#### Directive
Reproduce every line of the data below word for word, and leave the pictures out of your copy.

● ● ● ● ●

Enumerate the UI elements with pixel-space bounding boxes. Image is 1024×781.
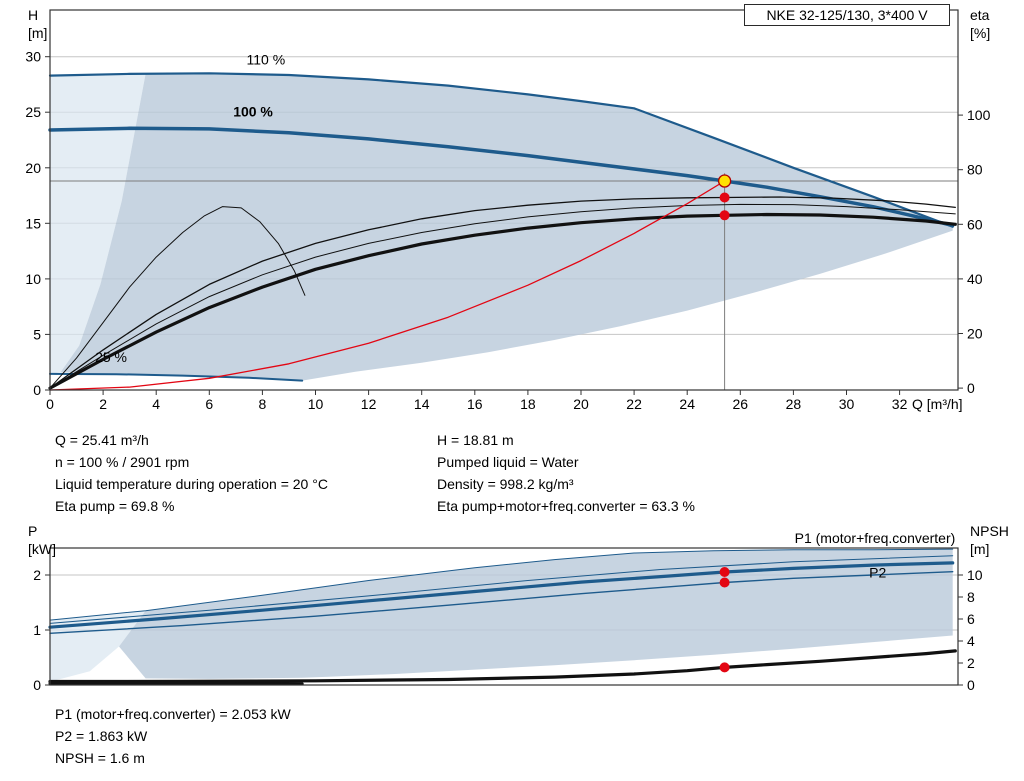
duty-readout-right: H = 18.81 m Pumped liquid = Water Densit… [437,429,695,517]
svg-text:0: 0 [967,677,975,693]
svg-text:[kW]: [kW] [28,541,56,557]
svg-text:30: 30 [25,49,41,65]
svg-text:NPSH: NPSH [970,523,1009,539]
readout-pumped-liquid: Pumped liquid = Water [437,454,579,470]
svg-text:0: 0 [33,382,41,398]
svg-text:25: 25 [25,104,41,120]
svg-text:24: 24 [679,396,695,412]
svg-text:20: 20 [573,396,589,412]
duty-readout-left: Q = 25.41 m³/h n = 100 % / 2901 rpm Liqu… [55,429,328,517]
svg-text:P2: P2 [869,565,886,581]
pump-model-text: NKE 32-125/130, 3*400 V [766,7,928,23]
svg-text:8: 8 [967,589,975,605]
svg-text:P1 (motor+freq.converter): P1 (motor+freq.converter) [795,530,956,546]
svg-text:20: 20 [967,326,983,342]
svg-text:100: 100 [967,107,991,123]
svg-text:2: 2 [99,396,107,412]
svg-text:0: 0 [33,677,41,693]
readout-p2: P2 = 1.863 kW [55,728,148,744]
readout-liquid-temp: Liquid temperature during operation = 20… [55,476,328,492]
svg-text:6: 6 [205,396,213,412]
svg-text:15: 15 [25,215,41,231]
svg-text:1: 1 [33,622,41,638]
power-npsh-chart: 0 1 2 0 2 4 6 8 10 P1 (motor+freq.converter) P2 P [k… [28,523,1009,693]
readout-eta-pump: Eta pump = 69.8 % [55,498,175,514]
svg-text:[m]: [m] [28,25,47,41]
svg-text:28: 28 [786,396,802,412]
svg-text:[%]: [%] [970,25,990,41]
svg-text:14: 14 [414,396,430,412]
svg-text:Q [m³/h]: Q [m³/h] [912,396,963,412]
qh-eta-chart: 0 2 4 6 8 10 12 14 16 18 20 22 24 26 28 30 3205101520253… [25,7,991,412]
svg-text:8: 8 [259,396,267,412]
svg-text:0: 0 [967,380,975,396]
svg-text:20: 20 [25,160,41,176]
svg-text:60: 60 [967,216,983,232]
power-readout: P1 (motor+freq.converter) = 2.053 kW P2 … [55,703,291,769]
svg-text:26: 26 [733,396,749,412]
svg-text:12: 12 [361,396,377,412]
svg-text:100 %: 100 % [233,104,273,120]
svg-text:18: 18 [520,396,536,412]
svg-text:40: 40 [967,271,983,287]
svg-text:2: 2 [33,567,41,583]
readout-npsh: NPSH = 1.6 m [55,750,145,766]
readout-p1: P1 (motor+freq.converter) = 2.053 kW [55,706,291,722]
svg-text:110 %: 110 % [247,51,286,67]
svg-text:6: 6 [967,611,975,627]
svg-text:22: 22 [626,396,642,412]
svg-text:10: 10 [967,567,983,583]
svg-text:4: 4 [967,633,975,649]
readout-flow: Q = 25.41 m³/h [55,432,149,448]
svg-text:2: 2 [967,655,975,671]
svg-text:10: 10 [308,396,324,412]
svg-text:32: 32 [892,396,908,412]
svg-text:0: 0 [46,396,54,412]
svg-text:30: 30 [839,396,855,412]
pump-model-badge: NKE 32-125/130, 3*400 V [744,4,950,26]
svg-text:P: P [28,523,37,539]
svg-text:10: 10 [25,271,41,287]
svg-text:5: 5 [33,326,41,342]
svg-text:25 %: 25 % [95,349,127,365]
svg-text:[m]: [m] [970,541,989,557]
readout-density: Density = 998.2 kg/m³ [437,476,574,492]
svg-text:4: 4 [152,396,160,412]
svg-text:80: 80 [967,162,983,178]
readout-speed: n = 100 % / 2901 rpm [55,454,190,470]
svg-text:16: 16 [467,396,483,412]
readout-head: H = 18.81 m [437,432,514,448]
svg-text:eta: eta [970,7,990,23]
readout-eta-total: Eta pump+motor+freq.converter = 63.3 % [437,498,695,514]
svg-text:H: H [28,7,38,23]
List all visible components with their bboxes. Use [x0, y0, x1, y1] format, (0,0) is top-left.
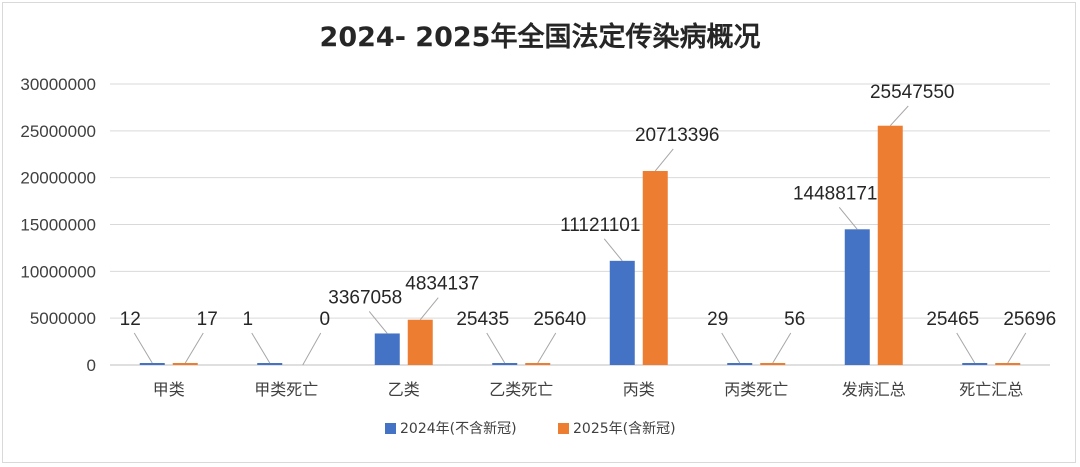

● ● ● ● ●

#### Task result
Enumerate the UI elements with pixel-space bounding boxes. Image is 1024×781.
duty-readout-right: H = 18.81 m Pumped liquid = Water Densit… [437,429,695,517]
svg-text:0: 0 [967,677,975,693]
svg-text:[kW]: [kW] [28,541,56,557]
svg-text:30: 30 [25,49,41,65]
svg-text:NPSH: NPSH [970,523,1009,539]
readout-pumped-liquid: Pumped liquid = Water [437,454,579,470]
svg-text:0: 0 [33,382,41,398]
svg-text:25: 25 [25,104,41,120]
svg-text:24: 24 [679,396,695,412]
svg-text:20: 20 [573,396,589,412]
duty-readout-left: Q = 25.41 m³/h n = 100 % / 2901 rpm Liqu… [55,429,328,517]
svg-text:P2: P2 [869,565,886,581]
pump-model-text: NKE 32-125/130, 3*400 V [766,7,928,23]
svg-text:8: 8 [967,589,975,605]
svg-text:P1 (motor+freq.converter): P1 (motor+freq.converter) [795,530,956,546]
svg-text:20: 20 [967,326,983,342]
svg-text:100: 100 [967,107,991,123]
svg-text:2: 2 [99,396,107,412]
svg-text:0: 0 [33,677,41,693]
readout-p2: P2 = 1.863 kW [55,728,148,744]
readout-liquid-temp: Liquid temperature during operation = 20… [55,476,328,492]
svg-text:6: 6 [205,396,213,412]
svg-text:15: 15 [25,215,41,231]
svg-text:1: 1 [33,622,41,638]
power-npsh-chart: 0 1 2 0 2 4 6 8 10 P1 (motor+freq.converter) P2 P [k… [28,523,1009,693]
readout-eta-pump: Eta pump = 69.8 % [55,498,175,514]
svg-text:[m]: [m] [28,25,47,41]
svg-text:28: 28 [786,396,802,412]
svg-text:[%]: [%] [970,25,990,41]
svg-text:14: 14 [414,396,430,412]
svg-text:Q [m³/h]: Q [m³/h] [912,396,963,412]
qh-eta-chart: 0 2 4 6 8 10 12 14 16 18 20 22 24 26 28 30 3205101520253… [25,7,991,412]
svg-text:8: 8 [259,396,267,412]
svg-text:0: 0 [967,380,975,396]
svg-text:20: 20 [25,160,41,176]
svg-text:60: 60 [967,216,983,232]
power-readout: P1 (motor+freq.converter) = 2.053 kW P2 … [55,703,291,769]
svg-text:26: 26 [733,396,749,412]
svg-text:12: 12 [361,396,377,412]
svg-text:100 %: 100 % [233,104,273,120]
svg-text:18: 18 [520,396,536,412]
svg-text:40: 40 [967,271,983,287]
svg-text:2: 2 [33,567,41,583]
readout-npsh: NPSH = 1.6 m [55,750,145,766]
readout-p1: P1 (motor+freq.converter) = 2.053 kW [55,706,291,722]
svg-text:110 %: 110 % [247,51,286,67]
svg-text:6: 6 [967,611,975,627]
svg-text:22: 22 [626,396,642,412]
svg-text:10: 10 [967,567,983,583]
svg-text:4: 4 [967,633,975,649]
readout-flow: Q = 25.41 m³/h [55,432,149,448]
svg-text:2: 2 [967,655,975,671]
svg-text:10: 10 [308,396,324,412]
svg-text:32: 32 [892,396,908,412]
svg-text:0: 0 [46,396,54,412]
svg-text:30: 30 [839,396,855,412]
pump-model-badge: NKE 32-125/130, 3*400 V [744,4,950,26]
svg-text:P: P [28,523,37,539]
svg-text:10: 10 [25,271,41,287]
svg-text:5: 5 [33,326,41,342]
svg-text:25 %: 25 % [95,349,127,365]
svg-text:[m]: [m] [970,541,989,557]
readout-density: Density = 998.2 kg/m³ [437,476,574,492]
svg-text:4: 4 [152,396,160,412]
svg-text:80: 80 [967,162,983,178]
readout-speed: n = 100 % / 2901 rpm [55,454,190,470]
svg-text:16: 16 [467,396,483,412]
readout-head: H = 18.81 m [437,432,514,448]
svg-text:eta: eta [970,7,990,23]
readout-eta-total: Eta pump+motor+freq.converter = 63.3 % [437,498,695,514]
svg-text:H: H [28,7,38,23]
List all visible components with their bboxes. Use [x0, y0, x1, y1] format, (0,0) is top-left.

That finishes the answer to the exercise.